Data to use
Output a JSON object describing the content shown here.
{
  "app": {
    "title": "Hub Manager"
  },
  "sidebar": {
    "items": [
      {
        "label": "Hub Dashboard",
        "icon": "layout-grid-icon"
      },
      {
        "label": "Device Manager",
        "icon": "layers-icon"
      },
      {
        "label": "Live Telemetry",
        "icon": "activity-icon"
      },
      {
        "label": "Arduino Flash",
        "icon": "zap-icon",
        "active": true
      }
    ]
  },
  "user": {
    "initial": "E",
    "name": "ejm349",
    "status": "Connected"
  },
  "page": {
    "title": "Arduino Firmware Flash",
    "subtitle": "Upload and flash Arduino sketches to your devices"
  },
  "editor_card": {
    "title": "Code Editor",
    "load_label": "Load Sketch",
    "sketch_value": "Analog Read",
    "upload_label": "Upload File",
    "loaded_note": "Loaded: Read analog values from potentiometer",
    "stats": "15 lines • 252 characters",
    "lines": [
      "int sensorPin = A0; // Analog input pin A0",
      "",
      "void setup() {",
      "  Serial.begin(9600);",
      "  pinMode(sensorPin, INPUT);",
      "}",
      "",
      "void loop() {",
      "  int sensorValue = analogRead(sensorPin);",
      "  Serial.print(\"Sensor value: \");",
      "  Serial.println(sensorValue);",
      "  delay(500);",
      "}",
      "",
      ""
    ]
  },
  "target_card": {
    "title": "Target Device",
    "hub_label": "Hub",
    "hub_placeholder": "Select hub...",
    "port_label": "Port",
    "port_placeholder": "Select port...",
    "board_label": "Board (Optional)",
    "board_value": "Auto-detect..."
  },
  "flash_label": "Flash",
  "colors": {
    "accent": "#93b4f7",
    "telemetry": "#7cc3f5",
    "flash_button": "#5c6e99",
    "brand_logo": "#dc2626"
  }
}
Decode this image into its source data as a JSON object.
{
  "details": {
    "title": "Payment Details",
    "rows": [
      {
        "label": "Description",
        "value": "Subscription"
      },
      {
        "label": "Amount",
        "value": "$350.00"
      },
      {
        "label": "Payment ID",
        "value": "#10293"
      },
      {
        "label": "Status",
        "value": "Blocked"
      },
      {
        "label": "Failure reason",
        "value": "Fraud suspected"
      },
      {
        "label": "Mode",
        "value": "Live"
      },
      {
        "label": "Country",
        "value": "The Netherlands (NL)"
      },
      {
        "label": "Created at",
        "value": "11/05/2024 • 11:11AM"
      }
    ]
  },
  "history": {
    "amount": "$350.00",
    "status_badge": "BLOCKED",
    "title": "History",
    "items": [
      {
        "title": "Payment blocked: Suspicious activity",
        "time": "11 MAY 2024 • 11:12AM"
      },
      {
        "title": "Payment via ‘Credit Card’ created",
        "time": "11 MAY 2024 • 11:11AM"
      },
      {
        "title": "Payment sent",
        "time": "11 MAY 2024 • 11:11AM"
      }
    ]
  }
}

Problem to work on
Copy every line of the material, please, keeping it exactly the same.

Response to this exercise
Output a JSON object describing the content shown here.
{
  "app": {
    "title": "Hub Manager"
  },
  "sidebar": {
    "items": [
      {
        "label": "Hub Dashboard",
        "icon": "layout-grid-icon"
      },
      {
        "label": "Device Manager",
        "icon": "layers-icon"
      },
      {
        "label": "Live Telemetry",
        "icon": "activity-icon"
      },
      {
        "label": "Arduino Flash",
        "icon": "zap-icon",
        "active": true
      }
    ]
  },
  "user": {
    "initial": "E",
    "name": "ejm349",
    "status": "Connected"
  },
  "page": {
    "title": "Arduino Firmware Flash",
    "subtitle": "Upload and flash Arduino sketches to your devices"
  },
  "editor_card": {
    "title": "Code Editor",
    "load_label": "Load Sketch",
    "sketch_value": "Analog Read",
    "upload_label": "Upload File",
    "loaded_note": "Loaded: Read analog values from potentiometer",
    "stats": "15 lines • 252 characters",
    "lines": [
      "int sensorPin = A0; // Analog input pin A0",
      "",
      "void setup() {",
      "  Serial.begin(9600);",
      "  pinMode(sensorPin, INPUT);",
      "}",
      "",
      "void loop() {",
      "  int sensorValue = analogRead(sensorPin);",
      "  Serial.print(\"Sensor value: \");",
      "  Serial.println(sensorValue);",
      "  delay(500);",
      "}",
      "",
      ""
    ]
  },
  "target_card": {
    "title": "Target Device",
    "hub_label": "Hub",
    "hub_placeholder": "Select hub...",
    "port_label": "Port",
    "port_placeholder": "Select port...",
    "board_label": "Board (Optional)",
    "board_value": "Auto-detect..."
  },
  "flash_label": "Flash",
  "colors": {
    "accent": "#93b4f7",
    "telemetry": "#7cc3f5",
    "flash_button": "#5c6e99",
    "brand_logo": "#dc2626"
  }
}
Decode this image into its source data as a JSON object.
{
  "details": {
    "title": "Payment Details",
    "rows": [
      {
        "label": "Description",
        "value": "Subscription"
      },
      {
        "label": "Amount",
        "value": "$350.00"
      },
      {
        "label": "Payment ID",
        "value": "#10293"
      },
      {
        "label": "Status",
        "value": "Blocked"
      },
      {
        "label": "Failure reason",
        "value": "Fraud suspected"
      },
      {
        "label": "Mode",
        "value": "Live"
      },
      {
        "label": "Country",
        "value": "The Netherlands (NL)"
      },
      {
        "label": "Created at",
        "value": "11/05/2024 • 11:11AM"
      }
    ]
  },
  "history": {
    "amount": "$350.00",
    "status_badge": "BLOCKED",
    "title": "History",
    "items": [
      {
        "title": "Payment blocked: Suspicious activity",
        "time": "11 MAY 2024 • 11:12AM"
      },
      {
        "title": "Payment via ‘Credit Card’ created",
        "time": "11 MAY 2024 • 11:11AM"
      },
      {
        "title": "Payment sent",
        "time": "11 MAY 2024 • 11:11AM"
      }
    ]
  }
}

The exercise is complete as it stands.